Report every line in the listing below where the string "ylabel" shows up.
■ ■ ■ ■ ■
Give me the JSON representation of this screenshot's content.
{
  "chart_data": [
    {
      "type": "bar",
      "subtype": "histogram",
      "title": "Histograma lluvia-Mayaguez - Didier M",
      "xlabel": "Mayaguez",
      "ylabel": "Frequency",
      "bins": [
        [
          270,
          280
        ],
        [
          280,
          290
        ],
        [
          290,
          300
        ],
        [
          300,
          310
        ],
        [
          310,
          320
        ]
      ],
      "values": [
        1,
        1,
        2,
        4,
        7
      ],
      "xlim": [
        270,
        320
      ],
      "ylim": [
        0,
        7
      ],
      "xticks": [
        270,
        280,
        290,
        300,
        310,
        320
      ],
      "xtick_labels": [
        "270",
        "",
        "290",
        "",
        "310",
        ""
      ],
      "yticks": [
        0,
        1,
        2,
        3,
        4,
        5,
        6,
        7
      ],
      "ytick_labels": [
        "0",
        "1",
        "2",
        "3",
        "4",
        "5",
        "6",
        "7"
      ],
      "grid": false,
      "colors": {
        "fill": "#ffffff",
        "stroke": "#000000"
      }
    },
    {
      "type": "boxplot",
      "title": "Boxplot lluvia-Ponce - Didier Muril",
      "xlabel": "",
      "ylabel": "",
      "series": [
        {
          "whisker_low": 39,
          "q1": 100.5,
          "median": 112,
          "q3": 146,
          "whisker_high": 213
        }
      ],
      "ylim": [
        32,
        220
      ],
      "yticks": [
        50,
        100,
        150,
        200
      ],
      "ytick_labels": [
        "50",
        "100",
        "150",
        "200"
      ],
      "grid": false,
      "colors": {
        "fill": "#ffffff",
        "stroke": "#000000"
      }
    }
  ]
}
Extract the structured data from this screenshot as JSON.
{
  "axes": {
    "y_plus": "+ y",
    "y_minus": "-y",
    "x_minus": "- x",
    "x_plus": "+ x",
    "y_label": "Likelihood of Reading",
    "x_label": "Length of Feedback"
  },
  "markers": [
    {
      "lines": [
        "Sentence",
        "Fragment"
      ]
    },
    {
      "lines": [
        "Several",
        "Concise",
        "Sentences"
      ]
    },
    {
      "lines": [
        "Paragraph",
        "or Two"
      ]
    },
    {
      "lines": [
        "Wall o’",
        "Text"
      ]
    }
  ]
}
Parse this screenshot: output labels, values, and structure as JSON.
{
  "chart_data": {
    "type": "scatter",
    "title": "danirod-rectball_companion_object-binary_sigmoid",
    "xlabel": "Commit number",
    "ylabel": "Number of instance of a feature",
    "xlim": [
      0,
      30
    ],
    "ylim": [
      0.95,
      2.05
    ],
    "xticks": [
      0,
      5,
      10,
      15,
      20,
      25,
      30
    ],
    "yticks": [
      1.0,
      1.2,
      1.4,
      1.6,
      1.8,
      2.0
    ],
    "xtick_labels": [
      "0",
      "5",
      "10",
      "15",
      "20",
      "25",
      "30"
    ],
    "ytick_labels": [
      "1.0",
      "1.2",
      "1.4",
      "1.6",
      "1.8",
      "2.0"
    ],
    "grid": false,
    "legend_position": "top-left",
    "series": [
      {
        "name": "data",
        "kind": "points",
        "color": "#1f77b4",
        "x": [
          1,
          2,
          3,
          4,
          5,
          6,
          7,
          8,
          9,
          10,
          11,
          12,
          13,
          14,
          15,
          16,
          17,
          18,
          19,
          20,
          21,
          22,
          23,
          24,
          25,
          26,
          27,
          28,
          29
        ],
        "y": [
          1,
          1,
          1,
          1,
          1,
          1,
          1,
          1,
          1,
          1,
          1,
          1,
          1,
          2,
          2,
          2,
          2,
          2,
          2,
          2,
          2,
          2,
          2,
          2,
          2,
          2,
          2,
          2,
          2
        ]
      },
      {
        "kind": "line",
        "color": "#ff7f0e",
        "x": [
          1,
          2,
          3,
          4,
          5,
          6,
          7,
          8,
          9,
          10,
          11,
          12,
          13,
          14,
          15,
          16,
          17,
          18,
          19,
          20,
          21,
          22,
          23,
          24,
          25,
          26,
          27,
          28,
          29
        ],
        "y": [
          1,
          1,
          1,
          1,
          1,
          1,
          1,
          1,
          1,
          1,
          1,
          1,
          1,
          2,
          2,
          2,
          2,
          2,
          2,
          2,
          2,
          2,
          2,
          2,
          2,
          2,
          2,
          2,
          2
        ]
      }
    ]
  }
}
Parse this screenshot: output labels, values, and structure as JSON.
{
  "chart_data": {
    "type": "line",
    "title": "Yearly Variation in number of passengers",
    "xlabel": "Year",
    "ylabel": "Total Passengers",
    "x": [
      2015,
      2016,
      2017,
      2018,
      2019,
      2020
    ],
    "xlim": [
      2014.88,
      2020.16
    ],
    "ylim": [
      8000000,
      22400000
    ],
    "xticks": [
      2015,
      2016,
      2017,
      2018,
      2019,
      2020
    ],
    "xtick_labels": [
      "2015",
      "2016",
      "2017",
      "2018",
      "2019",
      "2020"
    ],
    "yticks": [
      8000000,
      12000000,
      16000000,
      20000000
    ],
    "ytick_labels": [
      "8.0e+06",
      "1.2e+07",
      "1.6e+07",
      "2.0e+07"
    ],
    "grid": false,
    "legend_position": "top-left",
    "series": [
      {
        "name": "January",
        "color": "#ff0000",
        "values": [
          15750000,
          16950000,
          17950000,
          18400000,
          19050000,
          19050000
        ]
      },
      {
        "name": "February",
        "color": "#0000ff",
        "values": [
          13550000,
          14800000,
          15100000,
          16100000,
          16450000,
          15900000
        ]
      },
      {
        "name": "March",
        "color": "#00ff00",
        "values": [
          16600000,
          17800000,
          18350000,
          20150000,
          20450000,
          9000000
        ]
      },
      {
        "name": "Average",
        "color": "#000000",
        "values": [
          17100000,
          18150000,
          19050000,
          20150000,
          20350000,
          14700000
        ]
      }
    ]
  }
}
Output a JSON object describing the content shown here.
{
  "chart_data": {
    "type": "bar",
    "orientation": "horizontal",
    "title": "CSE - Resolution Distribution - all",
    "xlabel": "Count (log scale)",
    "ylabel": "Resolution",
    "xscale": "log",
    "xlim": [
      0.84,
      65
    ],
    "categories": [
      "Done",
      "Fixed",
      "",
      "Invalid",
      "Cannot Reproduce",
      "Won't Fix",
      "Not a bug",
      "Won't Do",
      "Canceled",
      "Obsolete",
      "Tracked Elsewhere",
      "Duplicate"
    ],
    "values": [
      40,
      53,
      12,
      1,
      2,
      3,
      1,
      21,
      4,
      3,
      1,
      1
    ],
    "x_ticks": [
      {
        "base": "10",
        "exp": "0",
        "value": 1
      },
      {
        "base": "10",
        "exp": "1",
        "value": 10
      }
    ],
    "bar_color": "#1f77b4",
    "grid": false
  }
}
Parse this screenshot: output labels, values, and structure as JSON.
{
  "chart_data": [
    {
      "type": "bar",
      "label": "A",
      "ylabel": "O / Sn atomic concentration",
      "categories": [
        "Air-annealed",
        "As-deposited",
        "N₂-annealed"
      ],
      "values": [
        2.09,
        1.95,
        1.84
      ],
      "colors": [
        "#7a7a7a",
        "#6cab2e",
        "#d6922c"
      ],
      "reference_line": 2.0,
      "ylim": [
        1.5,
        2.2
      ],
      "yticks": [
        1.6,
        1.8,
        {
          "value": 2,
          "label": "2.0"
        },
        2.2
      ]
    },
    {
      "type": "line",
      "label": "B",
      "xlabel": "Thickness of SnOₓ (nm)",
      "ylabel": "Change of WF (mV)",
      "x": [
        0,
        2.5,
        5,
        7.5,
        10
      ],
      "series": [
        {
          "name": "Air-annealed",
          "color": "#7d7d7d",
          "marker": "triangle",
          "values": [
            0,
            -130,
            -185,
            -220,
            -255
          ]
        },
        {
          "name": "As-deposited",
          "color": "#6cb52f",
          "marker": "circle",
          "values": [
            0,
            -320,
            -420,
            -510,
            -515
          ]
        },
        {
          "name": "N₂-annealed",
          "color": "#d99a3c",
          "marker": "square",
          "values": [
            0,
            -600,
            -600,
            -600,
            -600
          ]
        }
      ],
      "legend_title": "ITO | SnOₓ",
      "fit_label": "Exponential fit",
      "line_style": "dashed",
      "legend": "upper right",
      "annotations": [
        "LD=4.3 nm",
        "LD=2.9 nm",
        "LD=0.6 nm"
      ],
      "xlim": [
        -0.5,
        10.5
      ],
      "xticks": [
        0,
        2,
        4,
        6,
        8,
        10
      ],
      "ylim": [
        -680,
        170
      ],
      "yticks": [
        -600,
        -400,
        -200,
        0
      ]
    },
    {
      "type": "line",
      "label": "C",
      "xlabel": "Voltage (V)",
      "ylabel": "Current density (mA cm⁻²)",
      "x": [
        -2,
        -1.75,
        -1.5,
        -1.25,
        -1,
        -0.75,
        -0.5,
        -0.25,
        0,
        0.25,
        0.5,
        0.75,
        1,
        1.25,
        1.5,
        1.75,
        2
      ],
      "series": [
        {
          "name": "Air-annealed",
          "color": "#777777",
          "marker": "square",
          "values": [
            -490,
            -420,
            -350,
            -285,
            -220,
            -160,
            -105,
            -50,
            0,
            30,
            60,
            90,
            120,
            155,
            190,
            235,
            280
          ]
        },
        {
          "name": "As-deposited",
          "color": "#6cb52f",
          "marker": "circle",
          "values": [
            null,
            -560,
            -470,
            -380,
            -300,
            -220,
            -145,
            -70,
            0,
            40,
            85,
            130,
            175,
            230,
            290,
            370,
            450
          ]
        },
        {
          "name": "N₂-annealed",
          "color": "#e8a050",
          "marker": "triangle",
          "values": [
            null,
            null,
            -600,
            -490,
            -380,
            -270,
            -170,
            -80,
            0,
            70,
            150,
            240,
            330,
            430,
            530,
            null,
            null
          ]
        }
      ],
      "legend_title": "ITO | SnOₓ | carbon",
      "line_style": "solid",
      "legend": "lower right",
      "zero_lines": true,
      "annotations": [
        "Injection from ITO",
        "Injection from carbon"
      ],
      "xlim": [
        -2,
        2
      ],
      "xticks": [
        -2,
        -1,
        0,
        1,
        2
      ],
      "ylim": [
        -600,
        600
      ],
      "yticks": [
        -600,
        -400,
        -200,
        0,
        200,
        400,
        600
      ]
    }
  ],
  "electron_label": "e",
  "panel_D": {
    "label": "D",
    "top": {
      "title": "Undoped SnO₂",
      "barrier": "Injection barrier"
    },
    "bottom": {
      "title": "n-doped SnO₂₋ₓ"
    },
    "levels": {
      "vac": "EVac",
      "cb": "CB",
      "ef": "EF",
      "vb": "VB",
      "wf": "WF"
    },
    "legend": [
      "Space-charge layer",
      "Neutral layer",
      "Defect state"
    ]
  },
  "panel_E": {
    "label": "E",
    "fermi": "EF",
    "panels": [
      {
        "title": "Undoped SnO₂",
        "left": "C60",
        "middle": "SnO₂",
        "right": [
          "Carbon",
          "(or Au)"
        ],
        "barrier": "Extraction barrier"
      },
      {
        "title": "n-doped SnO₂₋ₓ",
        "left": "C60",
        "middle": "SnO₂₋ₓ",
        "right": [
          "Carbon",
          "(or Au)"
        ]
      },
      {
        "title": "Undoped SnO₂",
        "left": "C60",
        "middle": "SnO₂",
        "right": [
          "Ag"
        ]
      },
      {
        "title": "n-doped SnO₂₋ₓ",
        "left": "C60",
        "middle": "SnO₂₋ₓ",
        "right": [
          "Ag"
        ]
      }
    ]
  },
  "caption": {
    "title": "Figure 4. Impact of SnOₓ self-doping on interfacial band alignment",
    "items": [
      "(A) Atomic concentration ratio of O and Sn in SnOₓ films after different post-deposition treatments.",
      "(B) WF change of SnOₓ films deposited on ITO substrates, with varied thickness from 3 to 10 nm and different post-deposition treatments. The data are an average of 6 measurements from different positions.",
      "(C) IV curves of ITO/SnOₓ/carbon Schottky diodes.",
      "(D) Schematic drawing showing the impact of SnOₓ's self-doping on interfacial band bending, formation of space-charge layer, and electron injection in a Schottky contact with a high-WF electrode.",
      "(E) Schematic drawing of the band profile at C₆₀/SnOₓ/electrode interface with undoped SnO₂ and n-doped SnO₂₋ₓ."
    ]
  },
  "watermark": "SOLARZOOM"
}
■ ■ ■ ■ ■
**Response for this exercise:**
      "ylabel": "Frequency",
      "ylabel": "",
    "ylabel": "Number of instance of a feature",
    "ylabel": "Total Passengers",
    "ylabel": "Resolution",
      "ylabel": "O / Sn atomic concentration",
      "ylabel": "Change of WF (mV)",
      "ylabel": "Current density (mA cm⁻²)",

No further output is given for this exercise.